**SET PROBLEM**
Return each line of the listing below, unchanged, and omit the images.
──────── INFORMATION SHOWN
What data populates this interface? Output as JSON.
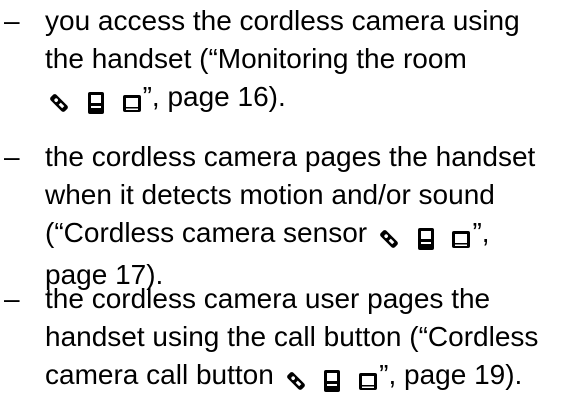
{
  "list": {
    "bullet": "–",
    "items": [
      {
        "lines": [
          "you access the cordless camera using",
          "the handset (“Monitoring the room",
          "”, page 16)."
        ]
      },
      {
        "lines": [
          "the cordless camera pages the handset",
          "when it detects motion and/or sound",
          "(“Cordless camera sensor",
          "”,",
          "page 17)."
        ]
      },
      {
        "lines": [
          "the cordless camera user pages the",
          "handset using the call button (“Cordless",
          "camera call button",
          "”, page 19)."
        ]
      }
    ]
  },
  "icons": [
    "remote-icon",
    "handset-icon",
    "camera-icon"
  ]
}
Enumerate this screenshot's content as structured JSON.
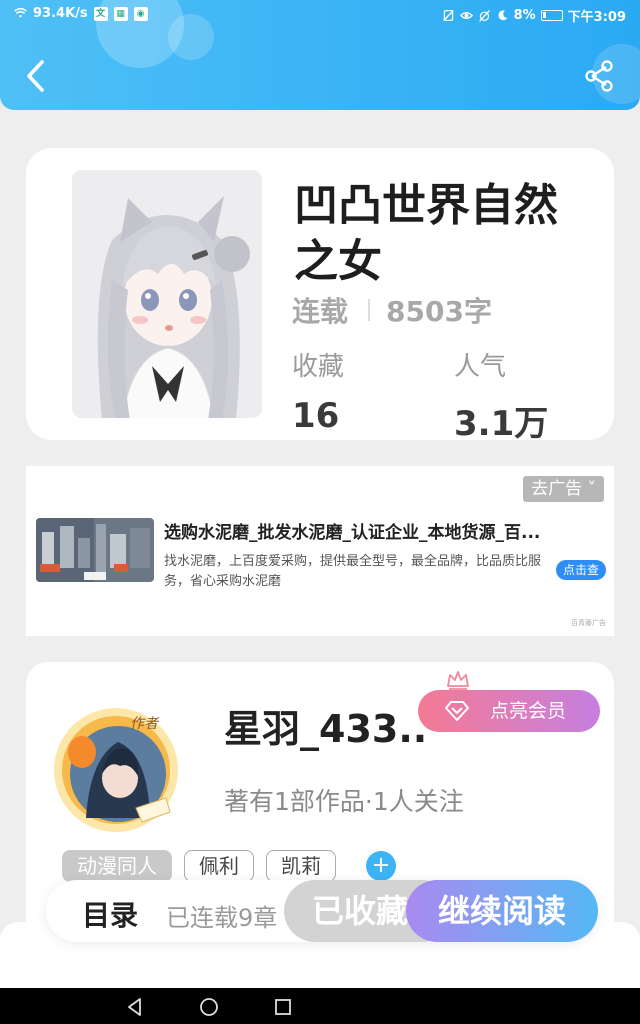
────────────────
**TASK ANSWER**
What data populates this interface? Output as JSON.
{
  "list": {
    "bullet": "–",
    "items": [
      {
        "lines": [
          "you access the cordless camera using",
          "the handset (“Monitoring the room",
          "”, page 16)."
        ]
      },
      {
        "lines": [
          "the cordless camera pages the handset",
          "when it detects motion and/or sound",
          "(“Cordless camera sensor",
          "”,",
          "page 17)."
        ]
      },
      {
        "lines": [
          "the cordless camera user pages the",
          "handset using the call button (“Cordless",
          "camera call button",
          "”, page 19)."
        ]
      }
    ]
  },
  "icons": [
    "remote-icon",
    "handset-icon",
    "camera-icon"
  ]
}
Enumerate this screenshot's content as structured JSON.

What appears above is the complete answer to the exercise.